To do »
Print all entries precisely as they are written.

************

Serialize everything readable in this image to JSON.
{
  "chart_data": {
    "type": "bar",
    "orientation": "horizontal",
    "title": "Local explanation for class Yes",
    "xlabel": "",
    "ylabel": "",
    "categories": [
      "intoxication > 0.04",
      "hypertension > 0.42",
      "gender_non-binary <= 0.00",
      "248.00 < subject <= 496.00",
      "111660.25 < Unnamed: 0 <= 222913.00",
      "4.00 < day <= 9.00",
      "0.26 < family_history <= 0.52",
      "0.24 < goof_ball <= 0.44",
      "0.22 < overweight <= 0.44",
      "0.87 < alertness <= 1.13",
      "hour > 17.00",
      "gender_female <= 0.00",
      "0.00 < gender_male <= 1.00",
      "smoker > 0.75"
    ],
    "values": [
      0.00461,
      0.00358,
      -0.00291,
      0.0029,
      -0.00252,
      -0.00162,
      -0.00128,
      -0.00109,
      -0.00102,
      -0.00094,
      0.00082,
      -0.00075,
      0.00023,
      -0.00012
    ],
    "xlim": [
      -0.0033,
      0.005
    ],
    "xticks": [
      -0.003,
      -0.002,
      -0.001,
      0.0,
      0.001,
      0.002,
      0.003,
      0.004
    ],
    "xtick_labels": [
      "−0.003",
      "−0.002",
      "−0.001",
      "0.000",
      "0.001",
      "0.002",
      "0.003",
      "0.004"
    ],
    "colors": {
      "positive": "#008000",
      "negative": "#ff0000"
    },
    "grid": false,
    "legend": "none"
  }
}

************

Task solution »
Serialize everything readable in this image to JSON.
{
  "chart_data": {
    "type": "bar",
    "orientation": "horizontal",
    "title": "Local explanation for class Yes",
    "xlabel": "",
    "ylabel": "",
    "categories": [
      "intoxication > 0.04",
      "hypertension > 0.42",
      "gender_non-binary <= 0.00",
      "248.00 < subject <= 496.00",
      "111660.25 < Unnamed: 0 <= 222913.00",
      "4.00 < day <= 9.00",
      "0.26 < family_history <= 0.52",
      "0.24 < goof_ball <= 0.44",
      "0.22 < overweight <= 0.44",
      "0.87 < alertness <= 1.13",
      "hour > 17.00",
      "gender_female <= 0.00",
      "0.00 < gender_male <= 1.00",
      "smoker > 0.75"
    ],
    "values": [
      0.00461,
      0.00358,
      -0.00291,
      0.0029,
      -0.00252,
      -0.00162,
      -0.00128,
      -0.00109,
      -0.00102,
      -0.00094,
      0.00082,
      -0.00075,
      0.00023,
      -0.00012
    ],
    "xlim": [
      -0.0033,
      0.005
    ],
    "xticks": [
      -0.003,
      -0.002,
      -0.001,
      0.0,
      0.001,
      0.002,
      0.003,
      0.004
    ],
    "xtick_labels": [
      "−0.003",
      "−0.002",
      "−0.001",
      "0.000",
      "0.001",
      "0.002",
      "0.003",
      "0.004"
    ],
    "colors": {
      "positive": "#008000",
      "negative": "#ff0000"
    },
    "grid": false,
    "legend": "none"
  }
}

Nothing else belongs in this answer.